*** WORKING DATA ***

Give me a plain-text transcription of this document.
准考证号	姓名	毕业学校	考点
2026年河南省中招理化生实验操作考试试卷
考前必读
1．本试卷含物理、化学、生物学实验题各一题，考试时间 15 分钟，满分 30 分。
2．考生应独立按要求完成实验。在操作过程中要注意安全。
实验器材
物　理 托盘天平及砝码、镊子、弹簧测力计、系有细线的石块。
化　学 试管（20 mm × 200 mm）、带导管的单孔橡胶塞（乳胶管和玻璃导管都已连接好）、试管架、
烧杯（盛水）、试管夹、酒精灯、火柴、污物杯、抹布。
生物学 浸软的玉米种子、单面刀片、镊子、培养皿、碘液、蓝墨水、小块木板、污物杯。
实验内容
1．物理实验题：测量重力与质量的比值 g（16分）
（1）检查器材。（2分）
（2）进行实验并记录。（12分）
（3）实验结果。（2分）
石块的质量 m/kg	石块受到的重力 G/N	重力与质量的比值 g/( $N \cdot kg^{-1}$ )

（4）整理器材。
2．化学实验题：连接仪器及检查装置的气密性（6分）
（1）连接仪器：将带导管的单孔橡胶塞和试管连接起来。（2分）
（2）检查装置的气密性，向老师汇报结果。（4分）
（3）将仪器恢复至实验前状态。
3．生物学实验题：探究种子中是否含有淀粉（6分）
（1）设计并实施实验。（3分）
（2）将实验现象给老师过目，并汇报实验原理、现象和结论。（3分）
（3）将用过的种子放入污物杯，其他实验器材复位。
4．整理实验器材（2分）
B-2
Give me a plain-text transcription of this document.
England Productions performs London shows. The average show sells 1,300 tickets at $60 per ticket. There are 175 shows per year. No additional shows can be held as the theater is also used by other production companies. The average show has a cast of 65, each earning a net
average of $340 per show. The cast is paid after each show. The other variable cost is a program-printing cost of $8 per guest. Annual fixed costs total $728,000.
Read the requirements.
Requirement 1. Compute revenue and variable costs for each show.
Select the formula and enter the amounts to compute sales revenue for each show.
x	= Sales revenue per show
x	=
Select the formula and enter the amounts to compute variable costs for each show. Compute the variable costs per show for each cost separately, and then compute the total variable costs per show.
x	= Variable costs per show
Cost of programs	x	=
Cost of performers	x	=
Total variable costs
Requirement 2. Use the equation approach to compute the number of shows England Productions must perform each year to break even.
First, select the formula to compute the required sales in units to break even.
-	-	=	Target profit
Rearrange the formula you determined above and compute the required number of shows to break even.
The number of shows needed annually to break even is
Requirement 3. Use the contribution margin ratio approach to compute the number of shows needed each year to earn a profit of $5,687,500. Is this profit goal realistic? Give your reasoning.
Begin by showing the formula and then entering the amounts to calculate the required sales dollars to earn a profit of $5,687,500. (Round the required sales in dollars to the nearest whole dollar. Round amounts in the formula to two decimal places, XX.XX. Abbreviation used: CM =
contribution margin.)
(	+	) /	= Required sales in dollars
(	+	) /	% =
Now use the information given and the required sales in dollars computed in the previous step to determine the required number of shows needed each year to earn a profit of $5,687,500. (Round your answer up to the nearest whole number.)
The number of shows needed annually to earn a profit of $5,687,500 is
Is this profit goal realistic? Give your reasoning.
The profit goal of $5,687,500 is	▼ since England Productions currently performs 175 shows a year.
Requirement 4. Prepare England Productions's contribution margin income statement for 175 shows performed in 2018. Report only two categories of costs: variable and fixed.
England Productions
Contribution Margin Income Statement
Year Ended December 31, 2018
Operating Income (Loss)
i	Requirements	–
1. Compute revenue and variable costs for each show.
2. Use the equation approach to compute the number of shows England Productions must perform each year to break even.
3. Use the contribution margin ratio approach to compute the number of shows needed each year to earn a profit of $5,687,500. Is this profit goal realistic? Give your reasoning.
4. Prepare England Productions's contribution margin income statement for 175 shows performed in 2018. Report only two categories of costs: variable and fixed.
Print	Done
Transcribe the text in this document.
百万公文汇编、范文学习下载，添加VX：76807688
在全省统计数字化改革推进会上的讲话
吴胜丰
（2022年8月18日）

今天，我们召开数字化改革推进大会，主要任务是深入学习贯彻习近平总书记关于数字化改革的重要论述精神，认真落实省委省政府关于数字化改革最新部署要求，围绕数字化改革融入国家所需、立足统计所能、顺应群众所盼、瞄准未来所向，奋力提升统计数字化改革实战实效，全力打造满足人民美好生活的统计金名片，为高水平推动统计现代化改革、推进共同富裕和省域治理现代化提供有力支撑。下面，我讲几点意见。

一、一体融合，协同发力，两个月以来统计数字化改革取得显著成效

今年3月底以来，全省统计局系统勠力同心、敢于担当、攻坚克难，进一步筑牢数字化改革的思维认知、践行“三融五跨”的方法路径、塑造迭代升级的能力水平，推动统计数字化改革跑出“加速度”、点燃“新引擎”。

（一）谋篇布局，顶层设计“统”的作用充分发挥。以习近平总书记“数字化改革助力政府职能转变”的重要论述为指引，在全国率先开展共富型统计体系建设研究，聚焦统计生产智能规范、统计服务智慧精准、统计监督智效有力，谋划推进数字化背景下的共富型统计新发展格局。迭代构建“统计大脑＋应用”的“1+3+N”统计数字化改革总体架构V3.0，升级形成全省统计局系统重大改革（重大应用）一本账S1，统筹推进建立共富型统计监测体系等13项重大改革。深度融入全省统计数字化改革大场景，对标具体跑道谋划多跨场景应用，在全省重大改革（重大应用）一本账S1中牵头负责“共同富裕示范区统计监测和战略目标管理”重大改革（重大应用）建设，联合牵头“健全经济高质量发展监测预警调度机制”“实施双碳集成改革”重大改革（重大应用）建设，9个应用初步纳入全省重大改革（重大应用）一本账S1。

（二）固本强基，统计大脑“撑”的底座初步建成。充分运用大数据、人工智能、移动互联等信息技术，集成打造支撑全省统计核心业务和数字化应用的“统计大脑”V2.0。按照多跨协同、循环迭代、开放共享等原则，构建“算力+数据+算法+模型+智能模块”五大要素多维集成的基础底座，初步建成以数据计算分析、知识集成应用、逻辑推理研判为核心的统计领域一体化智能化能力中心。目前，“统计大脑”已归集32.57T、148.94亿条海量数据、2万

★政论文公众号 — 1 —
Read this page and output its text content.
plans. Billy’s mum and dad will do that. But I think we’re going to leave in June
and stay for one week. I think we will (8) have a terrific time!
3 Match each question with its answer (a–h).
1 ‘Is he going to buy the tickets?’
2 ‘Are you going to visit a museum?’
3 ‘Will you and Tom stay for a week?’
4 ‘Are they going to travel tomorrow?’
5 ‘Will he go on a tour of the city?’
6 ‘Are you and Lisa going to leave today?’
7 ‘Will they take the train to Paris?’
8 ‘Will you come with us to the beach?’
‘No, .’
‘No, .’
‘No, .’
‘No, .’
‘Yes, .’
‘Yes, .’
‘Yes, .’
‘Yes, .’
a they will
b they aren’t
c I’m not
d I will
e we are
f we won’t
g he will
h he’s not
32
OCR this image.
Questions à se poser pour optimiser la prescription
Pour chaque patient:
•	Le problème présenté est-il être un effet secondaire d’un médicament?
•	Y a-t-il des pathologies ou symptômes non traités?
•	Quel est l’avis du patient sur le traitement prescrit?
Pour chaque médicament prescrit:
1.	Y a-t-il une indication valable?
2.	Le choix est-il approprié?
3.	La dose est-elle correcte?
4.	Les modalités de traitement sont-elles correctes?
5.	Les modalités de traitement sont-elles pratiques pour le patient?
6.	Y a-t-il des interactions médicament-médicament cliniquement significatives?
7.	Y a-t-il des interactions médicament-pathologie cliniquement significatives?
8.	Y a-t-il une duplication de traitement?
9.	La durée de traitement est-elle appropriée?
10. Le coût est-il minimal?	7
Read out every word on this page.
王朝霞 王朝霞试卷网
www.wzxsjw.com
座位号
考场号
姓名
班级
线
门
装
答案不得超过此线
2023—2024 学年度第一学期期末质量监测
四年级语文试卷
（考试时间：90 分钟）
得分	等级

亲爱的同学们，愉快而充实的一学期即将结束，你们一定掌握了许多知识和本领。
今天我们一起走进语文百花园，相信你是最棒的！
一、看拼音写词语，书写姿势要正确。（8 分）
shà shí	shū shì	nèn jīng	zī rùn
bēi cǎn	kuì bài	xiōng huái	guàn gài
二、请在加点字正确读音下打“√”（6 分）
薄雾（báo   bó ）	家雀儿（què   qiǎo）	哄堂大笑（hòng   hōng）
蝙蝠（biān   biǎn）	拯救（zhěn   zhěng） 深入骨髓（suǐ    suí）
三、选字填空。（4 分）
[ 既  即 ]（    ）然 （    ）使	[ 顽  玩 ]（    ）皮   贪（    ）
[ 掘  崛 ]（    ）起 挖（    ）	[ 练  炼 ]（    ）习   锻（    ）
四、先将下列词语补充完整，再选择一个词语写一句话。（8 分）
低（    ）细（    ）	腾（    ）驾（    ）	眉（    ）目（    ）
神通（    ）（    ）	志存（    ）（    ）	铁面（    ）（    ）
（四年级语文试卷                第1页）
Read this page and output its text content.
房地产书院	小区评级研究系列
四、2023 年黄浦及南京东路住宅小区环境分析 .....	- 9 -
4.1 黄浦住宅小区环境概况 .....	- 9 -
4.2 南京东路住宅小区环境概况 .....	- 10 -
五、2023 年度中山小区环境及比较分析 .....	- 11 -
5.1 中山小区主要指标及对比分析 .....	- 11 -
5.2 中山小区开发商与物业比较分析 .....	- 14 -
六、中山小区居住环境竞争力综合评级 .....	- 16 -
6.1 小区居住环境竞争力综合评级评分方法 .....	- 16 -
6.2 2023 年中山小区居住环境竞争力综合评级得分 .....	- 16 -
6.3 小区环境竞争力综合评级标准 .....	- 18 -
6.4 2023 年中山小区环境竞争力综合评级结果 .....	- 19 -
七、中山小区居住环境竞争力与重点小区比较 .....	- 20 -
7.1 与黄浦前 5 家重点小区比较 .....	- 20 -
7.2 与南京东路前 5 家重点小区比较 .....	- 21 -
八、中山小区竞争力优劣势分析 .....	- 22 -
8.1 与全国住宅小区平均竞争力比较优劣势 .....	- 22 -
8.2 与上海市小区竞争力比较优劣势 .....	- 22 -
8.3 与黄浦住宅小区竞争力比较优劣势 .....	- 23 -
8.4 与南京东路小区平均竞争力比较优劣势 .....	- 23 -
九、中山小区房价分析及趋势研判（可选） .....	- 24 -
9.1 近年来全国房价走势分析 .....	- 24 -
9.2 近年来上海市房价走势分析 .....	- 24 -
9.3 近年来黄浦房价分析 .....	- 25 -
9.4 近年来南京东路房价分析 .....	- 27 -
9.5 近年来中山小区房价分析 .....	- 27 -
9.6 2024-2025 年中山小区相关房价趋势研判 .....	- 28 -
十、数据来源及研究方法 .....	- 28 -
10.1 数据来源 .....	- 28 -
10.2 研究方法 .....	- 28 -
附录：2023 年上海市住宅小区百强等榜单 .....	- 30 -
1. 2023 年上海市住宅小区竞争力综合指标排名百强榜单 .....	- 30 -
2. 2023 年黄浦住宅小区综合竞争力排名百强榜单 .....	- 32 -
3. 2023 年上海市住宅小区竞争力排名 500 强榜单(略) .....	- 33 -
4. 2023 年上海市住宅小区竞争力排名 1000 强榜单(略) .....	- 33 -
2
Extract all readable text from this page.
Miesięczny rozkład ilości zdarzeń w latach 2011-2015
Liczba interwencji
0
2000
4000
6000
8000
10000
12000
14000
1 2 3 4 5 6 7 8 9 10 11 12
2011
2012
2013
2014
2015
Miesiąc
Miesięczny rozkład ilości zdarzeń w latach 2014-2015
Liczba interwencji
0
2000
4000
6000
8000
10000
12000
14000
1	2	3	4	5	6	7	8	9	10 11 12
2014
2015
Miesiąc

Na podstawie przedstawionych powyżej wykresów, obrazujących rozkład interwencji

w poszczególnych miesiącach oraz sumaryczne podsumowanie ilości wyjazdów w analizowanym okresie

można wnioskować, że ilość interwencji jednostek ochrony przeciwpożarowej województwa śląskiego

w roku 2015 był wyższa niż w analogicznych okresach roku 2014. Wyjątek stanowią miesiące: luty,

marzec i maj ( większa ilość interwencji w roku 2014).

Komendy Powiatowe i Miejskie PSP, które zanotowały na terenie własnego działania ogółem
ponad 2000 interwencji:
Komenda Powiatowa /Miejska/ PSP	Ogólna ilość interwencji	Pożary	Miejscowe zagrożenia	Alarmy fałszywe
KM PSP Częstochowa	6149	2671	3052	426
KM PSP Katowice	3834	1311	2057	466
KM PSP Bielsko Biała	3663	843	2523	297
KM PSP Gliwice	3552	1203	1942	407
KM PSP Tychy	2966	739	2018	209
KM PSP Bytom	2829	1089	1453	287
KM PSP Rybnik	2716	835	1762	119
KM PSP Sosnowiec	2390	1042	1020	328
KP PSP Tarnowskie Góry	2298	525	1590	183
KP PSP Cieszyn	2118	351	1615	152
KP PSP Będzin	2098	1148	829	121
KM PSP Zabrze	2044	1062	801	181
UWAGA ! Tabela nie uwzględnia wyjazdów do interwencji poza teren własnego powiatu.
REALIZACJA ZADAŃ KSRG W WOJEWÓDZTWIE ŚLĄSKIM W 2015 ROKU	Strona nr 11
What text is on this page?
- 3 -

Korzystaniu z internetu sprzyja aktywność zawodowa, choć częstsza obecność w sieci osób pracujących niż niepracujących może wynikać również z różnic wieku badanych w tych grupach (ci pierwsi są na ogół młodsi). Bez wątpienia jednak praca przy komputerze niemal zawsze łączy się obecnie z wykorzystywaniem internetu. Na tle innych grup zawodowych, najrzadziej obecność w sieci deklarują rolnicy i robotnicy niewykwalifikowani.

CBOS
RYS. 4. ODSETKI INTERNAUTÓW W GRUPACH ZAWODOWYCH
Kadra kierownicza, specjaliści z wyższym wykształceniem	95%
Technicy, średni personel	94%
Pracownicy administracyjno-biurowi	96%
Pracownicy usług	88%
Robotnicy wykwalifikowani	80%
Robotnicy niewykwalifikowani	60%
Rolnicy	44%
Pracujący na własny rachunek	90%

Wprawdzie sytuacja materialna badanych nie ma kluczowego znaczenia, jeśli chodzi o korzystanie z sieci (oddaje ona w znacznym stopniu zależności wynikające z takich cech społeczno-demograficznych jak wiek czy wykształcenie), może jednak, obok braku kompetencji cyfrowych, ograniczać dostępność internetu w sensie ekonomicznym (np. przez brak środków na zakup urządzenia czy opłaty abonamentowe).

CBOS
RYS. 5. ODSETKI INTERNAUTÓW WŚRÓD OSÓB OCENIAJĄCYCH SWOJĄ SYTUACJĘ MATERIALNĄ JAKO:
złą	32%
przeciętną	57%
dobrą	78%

***

THE TASK » Consider the entries above and return each line with the string "patient".

COMPLETE RESPONSE »
Pour chaque patient:
•	Quel est l’avis du patient sur le traitement prescrit?
5.	Les modalités de traitement sont-elles pratiques pour le patient?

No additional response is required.